## Instructions to follow
Determine the number of lines in the data that include the word "JSON", and write only that number.

## Available records

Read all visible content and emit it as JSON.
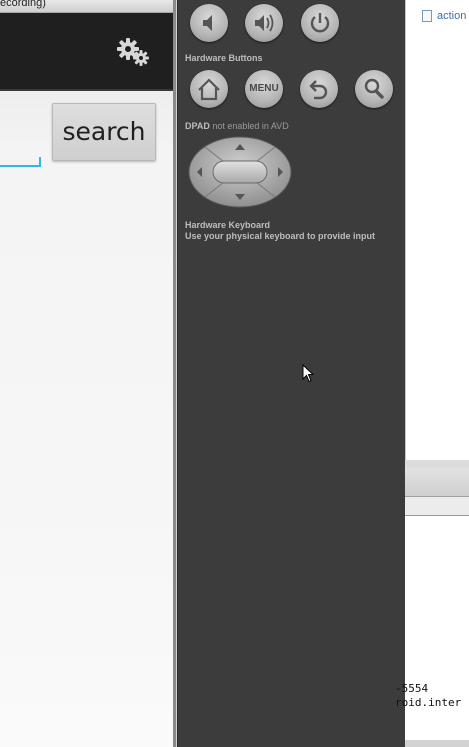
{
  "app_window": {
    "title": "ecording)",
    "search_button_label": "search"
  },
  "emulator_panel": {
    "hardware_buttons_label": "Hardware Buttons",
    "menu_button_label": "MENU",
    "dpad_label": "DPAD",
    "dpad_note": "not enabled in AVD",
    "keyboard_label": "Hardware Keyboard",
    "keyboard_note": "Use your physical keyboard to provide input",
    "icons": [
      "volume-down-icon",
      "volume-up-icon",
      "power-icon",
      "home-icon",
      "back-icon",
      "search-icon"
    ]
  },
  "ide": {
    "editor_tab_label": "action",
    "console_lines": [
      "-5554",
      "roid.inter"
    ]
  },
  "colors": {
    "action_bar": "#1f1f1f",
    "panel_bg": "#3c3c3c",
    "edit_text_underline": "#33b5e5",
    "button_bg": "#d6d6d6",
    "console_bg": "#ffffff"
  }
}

...

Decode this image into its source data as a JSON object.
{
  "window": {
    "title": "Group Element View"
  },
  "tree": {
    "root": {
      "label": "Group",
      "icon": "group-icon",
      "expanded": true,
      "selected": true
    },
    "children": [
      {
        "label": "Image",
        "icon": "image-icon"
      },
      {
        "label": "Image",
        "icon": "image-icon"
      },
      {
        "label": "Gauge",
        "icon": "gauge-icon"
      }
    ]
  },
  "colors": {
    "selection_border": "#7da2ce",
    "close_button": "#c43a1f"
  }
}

## Full answer
2